Pick out all lines of the entries that include the word "JSON" and copy them.
━━━ Supplied information
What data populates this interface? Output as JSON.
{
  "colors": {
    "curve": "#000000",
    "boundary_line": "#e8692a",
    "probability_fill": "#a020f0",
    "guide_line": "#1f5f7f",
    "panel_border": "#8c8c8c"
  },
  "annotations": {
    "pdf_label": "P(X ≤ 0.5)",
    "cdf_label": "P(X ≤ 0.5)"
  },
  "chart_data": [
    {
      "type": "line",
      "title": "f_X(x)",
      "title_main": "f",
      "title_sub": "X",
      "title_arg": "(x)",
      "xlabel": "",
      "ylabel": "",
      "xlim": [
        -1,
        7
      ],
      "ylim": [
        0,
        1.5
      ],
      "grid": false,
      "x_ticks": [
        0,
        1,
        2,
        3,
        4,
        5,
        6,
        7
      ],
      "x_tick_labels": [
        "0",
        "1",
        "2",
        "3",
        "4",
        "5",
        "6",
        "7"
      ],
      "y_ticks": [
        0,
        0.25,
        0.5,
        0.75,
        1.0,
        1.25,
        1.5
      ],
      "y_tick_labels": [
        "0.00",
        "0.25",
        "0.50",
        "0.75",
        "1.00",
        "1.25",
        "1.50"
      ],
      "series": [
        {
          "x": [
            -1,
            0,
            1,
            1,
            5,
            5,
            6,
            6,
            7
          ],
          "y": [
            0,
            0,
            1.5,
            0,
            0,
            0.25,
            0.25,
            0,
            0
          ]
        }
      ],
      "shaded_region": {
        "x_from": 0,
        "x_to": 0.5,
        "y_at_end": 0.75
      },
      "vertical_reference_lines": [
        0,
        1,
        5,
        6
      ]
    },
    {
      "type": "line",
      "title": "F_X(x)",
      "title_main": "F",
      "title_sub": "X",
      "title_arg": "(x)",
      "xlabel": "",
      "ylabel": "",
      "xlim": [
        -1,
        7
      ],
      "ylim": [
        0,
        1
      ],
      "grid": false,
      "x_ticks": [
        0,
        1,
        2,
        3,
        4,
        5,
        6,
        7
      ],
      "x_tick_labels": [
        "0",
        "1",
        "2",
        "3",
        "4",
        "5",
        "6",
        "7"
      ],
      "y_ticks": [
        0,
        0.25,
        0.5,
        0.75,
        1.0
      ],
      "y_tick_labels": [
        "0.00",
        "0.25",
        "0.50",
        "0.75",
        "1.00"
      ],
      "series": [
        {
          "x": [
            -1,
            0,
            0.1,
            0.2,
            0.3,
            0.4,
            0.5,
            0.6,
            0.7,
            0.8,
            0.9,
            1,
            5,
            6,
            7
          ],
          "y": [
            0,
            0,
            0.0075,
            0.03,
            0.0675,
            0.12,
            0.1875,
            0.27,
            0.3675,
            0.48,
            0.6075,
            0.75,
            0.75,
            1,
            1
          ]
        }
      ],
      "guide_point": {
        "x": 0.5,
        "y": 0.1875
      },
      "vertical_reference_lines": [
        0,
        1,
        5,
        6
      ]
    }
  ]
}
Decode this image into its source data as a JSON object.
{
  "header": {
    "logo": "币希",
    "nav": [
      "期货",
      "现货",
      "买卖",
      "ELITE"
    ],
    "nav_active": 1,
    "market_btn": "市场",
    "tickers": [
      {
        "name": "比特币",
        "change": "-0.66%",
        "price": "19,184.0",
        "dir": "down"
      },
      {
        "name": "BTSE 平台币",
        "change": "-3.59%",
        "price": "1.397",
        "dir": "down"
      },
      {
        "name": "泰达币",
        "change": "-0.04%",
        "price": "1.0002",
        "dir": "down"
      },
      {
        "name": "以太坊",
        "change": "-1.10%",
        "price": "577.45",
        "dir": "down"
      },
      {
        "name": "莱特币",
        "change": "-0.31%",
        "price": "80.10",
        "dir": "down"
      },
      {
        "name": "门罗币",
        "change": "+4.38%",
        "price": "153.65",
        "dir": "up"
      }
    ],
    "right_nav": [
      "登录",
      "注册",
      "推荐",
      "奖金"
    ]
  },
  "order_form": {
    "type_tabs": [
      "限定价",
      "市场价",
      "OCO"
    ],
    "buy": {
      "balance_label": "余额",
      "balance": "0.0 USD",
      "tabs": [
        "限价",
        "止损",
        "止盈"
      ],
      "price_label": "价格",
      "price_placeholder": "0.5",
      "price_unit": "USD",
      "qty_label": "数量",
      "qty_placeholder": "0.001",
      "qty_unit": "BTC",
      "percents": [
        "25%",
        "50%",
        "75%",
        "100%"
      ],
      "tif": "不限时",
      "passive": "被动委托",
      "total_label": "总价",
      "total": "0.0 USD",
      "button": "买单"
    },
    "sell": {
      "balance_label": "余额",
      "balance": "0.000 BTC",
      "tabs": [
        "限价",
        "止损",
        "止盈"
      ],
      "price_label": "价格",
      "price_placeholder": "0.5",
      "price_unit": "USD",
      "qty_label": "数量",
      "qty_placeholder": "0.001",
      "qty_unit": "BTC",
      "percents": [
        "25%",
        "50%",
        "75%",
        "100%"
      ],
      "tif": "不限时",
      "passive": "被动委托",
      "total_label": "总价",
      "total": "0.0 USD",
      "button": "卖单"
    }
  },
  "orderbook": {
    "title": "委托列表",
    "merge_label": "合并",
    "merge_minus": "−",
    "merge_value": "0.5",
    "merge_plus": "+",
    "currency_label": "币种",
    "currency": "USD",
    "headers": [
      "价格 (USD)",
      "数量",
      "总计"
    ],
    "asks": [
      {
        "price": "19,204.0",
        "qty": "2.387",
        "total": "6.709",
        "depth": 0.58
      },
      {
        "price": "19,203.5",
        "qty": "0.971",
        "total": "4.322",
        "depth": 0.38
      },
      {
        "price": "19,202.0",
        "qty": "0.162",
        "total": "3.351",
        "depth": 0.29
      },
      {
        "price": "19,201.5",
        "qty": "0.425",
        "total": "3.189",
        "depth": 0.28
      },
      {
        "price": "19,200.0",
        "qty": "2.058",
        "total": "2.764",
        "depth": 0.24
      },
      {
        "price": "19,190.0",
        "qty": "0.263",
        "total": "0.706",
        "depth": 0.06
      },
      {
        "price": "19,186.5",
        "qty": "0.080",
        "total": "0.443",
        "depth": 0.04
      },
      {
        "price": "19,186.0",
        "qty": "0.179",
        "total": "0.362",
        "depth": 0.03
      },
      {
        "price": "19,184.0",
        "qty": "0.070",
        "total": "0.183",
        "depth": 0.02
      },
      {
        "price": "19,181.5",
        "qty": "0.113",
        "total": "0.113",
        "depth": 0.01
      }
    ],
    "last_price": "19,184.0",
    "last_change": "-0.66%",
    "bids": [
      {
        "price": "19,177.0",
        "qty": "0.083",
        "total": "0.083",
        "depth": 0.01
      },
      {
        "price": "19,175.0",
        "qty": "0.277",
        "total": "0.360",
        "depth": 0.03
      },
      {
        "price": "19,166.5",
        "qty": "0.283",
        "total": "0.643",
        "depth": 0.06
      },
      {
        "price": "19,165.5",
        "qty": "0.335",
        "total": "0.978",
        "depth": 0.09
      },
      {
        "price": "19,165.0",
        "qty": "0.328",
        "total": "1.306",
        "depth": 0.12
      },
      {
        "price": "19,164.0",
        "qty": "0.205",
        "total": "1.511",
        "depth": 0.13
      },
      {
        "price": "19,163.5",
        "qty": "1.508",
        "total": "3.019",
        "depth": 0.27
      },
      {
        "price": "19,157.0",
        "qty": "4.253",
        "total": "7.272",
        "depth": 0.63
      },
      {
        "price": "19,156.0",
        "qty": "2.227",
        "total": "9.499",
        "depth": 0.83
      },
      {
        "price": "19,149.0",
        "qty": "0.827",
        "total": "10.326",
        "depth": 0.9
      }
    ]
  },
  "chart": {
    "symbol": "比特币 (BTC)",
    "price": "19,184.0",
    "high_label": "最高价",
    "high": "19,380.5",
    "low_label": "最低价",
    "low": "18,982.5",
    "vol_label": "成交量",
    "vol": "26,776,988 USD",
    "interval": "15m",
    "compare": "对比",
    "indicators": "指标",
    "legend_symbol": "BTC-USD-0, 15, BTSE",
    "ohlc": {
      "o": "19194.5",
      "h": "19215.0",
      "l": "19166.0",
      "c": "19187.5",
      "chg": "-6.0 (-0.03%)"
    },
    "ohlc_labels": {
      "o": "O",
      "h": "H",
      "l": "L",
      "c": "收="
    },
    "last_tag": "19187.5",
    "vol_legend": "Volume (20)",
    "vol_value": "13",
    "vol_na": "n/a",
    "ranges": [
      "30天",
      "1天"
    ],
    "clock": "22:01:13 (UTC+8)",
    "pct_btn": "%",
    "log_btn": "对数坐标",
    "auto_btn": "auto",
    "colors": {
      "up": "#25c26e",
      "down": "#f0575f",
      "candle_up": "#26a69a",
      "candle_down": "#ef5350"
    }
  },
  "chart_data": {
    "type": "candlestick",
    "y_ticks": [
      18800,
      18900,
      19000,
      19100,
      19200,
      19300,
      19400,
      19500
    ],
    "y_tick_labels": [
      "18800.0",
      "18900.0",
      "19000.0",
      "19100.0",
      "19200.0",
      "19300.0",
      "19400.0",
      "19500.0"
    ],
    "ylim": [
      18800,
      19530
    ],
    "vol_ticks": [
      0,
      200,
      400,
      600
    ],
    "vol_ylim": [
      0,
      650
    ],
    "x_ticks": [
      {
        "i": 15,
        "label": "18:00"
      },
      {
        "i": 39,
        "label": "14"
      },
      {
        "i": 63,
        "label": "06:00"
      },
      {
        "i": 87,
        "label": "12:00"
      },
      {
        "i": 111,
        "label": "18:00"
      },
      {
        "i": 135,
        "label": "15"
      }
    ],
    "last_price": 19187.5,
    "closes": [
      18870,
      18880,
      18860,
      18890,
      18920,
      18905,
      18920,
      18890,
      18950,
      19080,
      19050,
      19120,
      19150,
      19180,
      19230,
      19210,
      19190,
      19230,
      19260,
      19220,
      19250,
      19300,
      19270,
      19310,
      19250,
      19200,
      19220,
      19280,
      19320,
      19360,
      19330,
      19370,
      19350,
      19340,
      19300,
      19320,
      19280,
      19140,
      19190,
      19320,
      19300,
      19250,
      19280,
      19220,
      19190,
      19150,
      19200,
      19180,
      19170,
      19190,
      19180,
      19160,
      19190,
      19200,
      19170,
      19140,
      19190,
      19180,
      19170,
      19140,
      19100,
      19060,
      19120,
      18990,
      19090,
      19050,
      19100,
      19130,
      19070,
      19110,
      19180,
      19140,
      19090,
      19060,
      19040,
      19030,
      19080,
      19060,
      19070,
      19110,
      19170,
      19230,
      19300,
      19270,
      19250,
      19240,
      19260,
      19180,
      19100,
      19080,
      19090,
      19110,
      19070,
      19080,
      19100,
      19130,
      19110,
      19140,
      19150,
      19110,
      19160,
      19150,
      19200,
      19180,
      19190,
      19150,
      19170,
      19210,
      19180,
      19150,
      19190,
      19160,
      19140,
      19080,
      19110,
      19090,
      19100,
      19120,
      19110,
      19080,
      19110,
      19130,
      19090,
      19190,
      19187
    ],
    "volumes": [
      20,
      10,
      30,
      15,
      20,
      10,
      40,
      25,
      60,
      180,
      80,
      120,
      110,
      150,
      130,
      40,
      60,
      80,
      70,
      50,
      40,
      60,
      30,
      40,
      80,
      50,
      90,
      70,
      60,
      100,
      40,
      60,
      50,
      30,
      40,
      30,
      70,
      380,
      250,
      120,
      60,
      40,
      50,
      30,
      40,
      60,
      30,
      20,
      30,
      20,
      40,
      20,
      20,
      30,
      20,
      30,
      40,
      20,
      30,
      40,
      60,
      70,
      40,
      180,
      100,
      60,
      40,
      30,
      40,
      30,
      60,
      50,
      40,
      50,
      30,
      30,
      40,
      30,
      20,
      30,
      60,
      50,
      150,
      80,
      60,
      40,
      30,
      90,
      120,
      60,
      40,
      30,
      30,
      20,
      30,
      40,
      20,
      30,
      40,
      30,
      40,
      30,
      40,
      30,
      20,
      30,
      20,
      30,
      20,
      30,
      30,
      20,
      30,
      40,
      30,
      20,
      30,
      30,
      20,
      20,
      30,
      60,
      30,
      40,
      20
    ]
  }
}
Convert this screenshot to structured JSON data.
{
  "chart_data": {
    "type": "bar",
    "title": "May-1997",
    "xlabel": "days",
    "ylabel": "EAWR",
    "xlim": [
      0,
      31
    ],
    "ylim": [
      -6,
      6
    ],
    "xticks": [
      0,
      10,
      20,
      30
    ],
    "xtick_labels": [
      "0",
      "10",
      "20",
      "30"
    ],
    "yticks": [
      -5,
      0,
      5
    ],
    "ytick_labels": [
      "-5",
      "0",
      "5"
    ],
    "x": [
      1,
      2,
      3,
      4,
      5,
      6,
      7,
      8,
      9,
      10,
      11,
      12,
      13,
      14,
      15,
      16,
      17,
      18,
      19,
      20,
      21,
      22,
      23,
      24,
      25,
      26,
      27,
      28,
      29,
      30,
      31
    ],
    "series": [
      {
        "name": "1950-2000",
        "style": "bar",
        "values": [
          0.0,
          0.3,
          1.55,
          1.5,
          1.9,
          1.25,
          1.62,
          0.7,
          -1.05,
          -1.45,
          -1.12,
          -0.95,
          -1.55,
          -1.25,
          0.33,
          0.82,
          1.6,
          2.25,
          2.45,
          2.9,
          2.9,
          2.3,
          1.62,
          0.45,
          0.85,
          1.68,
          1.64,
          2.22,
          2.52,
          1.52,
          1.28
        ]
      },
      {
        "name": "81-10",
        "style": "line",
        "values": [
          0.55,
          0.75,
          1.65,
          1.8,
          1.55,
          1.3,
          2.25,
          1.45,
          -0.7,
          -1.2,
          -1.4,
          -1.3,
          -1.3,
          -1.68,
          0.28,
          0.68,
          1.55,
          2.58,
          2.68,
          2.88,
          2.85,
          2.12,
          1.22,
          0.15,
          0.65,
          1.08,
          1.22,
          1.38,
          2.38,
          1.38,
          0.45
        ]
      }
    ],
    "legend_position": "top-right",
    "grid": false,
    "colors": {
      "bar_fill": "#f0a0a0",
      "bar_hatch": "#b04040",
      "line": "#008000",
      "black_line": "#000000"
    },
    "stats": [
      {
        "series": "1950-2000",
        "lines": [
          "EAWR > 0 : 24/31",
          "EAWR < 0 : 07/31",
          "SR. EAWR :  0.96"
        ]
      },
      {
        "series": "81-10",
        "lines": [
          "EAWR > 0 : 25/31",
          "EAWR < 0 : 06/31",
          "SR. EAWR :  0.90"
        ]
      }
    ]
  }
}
━━━━━━
### Answer below
What data populates this interface? Output as JSON.
Decode this image into its source data as a JSON object.
Convert this screenshot to structured JSON data.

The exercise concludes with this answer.